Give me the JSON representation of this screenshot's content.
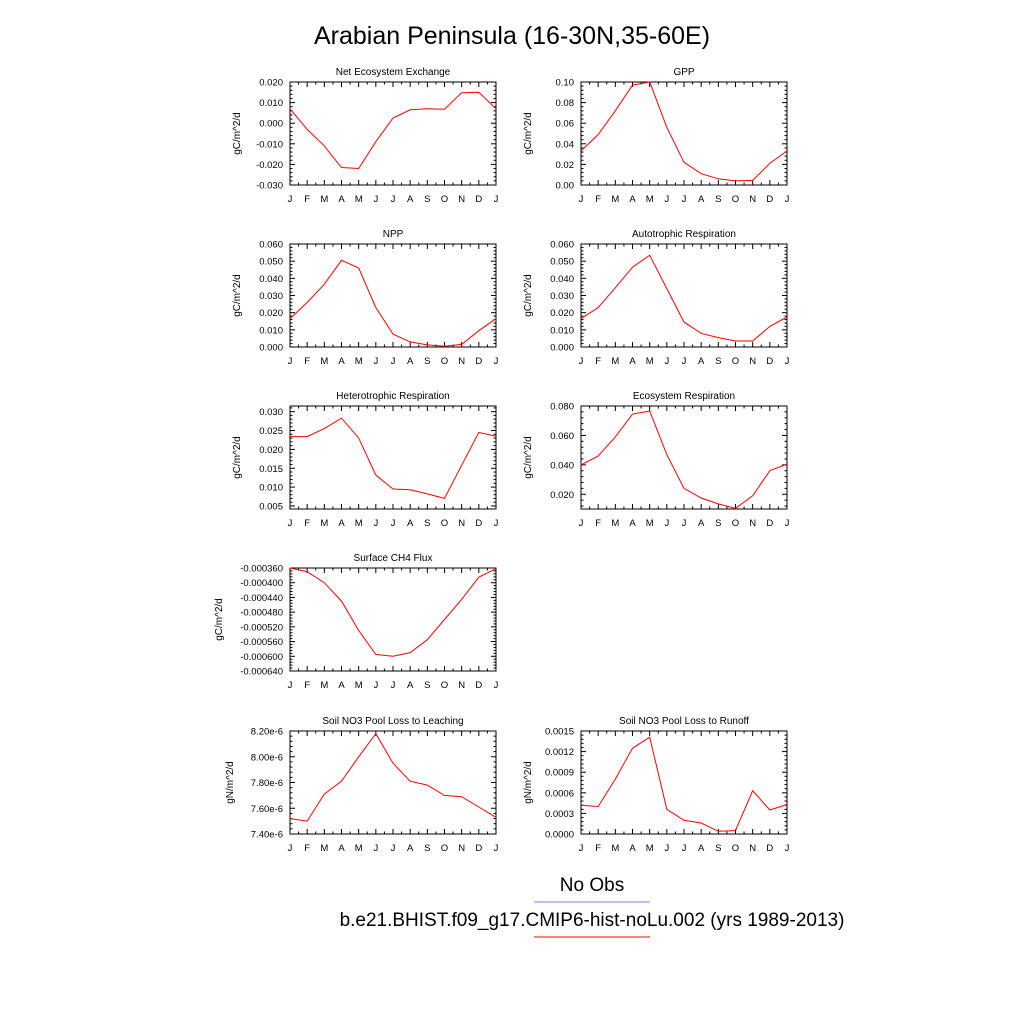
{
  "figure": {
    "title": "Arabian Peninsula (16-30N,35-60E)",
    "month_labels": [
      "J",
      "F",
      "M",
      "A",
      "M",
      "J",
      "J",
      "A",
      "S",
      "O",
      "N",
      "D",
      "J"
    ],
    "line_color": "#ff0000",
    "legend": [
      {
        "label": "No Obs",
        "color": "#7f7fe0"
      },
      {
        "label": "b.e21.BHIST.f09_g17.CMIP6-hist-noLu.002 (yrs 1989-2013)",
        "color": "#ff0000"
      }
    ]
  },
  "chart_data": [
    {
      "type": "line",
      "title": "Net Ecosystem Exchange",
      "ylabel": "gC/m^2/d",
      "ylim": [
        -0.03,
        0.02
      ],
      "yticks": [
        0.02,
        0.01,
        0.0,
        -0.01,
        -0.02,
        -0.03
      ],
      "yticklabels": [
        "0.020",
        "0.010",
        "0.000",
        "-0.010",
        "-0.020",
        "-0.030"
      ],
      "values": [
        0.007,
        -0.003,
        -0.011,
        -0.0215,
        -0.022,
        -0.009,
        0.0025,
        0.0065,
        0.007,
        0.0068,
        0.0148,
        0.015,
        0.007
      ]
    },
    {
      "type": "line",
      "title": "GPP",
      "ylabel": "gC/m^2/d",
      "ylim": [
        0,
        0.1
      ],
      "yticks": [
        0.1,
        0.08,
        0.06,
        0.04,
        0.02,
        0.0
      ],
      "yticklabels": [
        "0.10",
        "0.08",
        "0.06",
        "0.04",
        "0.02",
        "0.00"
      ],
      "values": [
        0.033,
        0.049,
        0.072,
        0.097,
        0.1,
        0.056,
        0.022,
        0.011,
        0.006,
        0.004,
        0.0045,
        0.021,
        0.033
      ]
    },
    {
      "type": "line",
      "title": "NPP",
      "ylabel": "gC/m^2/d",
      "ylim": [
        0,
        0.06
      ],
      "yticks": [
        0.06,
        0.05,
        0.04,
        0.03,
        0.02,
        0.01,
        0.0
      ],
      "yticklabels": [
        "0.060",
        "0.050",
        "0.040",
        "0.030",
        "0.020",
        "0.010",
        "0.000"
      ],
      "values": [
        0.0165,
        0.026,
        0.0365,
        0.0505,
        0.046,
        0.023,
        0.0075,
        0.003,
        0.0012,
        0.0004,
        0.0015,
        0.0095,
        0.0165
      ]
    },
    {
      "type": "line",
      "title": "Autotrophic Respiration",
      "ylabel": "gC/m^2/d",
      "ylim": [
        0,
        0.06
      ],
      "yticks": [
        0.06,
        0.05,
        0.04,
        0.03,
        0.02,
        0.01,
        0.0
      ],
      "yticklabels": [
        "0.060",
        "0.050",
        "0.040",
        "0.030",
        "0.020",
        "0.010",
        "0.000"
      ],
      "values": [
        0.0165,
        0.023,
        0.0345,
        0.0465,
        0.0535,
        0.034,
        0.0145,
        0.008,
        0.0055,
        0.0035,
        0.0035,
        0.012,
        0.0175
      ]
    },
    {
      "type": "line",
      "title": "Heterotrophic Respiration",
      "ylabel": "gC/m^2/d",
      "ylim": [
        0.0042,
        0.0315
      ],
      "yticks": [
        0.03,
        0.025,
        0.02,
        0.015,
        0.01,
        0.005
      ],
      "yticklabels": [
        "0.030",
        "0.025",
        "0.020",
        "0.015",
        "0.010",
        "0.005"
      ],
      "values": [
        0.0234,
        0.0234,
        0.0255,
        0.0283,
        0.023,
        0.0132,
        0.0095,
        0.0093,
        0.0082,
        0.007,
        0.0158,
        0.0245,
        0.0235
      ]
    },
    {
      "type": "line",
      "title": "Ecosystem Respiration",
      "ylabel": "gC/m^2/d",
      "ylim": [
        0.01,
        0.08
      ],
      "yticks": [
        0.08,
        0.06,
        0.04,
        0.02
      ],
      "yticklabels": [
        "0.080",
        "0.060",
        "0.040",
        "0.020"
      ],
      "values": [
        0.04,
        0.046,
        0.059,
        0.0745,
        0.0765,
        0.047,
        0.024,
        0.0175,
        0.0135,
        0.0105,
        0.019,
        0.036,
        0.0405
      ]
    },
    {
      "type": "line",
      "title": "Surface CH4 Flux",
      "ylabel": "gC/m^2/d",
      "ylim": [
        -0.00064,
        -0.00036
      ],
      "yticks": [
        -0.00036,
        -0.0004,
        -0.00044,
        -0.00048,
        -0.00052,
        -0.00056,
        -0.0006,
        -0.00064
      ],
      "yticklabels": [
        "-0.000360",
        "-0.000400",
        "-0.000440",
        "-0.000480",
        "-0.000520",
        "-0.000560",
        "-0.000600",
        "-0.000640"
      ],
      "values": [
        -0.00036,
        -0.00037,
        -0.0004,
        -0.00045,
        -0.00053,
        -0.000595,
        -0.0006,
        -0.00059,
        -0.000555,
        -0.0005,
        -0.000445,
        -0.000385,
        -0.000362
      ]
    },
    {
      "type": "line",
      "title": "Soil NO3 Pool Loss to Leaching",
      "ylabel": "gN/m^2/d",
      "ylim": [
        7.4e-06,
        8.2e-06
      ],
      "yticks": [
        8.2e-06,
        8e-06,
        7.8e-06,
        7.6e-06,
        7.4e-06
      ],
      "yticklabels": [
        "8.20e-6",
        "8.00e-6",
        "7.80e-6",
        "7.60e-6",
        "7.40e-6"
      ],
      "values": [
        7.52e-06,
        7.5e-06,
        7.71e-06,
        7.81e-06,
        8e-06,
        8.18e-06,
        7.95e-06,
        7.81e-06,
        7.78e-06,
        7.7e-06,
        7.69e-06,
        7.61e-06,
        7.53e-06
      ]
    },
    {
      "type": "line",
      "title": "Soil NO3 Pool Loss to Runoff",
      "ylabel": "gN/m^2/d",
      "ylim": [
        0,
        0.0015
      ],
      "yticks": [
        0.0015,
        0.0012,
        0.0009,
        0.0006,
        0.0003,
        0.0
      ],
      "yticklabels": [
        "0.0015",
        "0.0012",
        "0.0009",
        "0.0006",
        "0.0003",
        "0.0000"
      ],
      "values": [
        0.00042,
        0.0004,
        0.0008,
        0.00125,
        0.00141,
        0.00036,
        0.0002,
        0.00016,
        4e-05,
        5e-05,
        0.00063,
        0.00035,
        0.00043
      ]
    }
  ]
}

EXERCISE TASK —
Please list every line of the records that contains "Soil".

SOLUTION —
      "title": "Soil NO3 Pool Loss to Leaching",
      "title": "Soil NO3 Pool Loss to Runoff",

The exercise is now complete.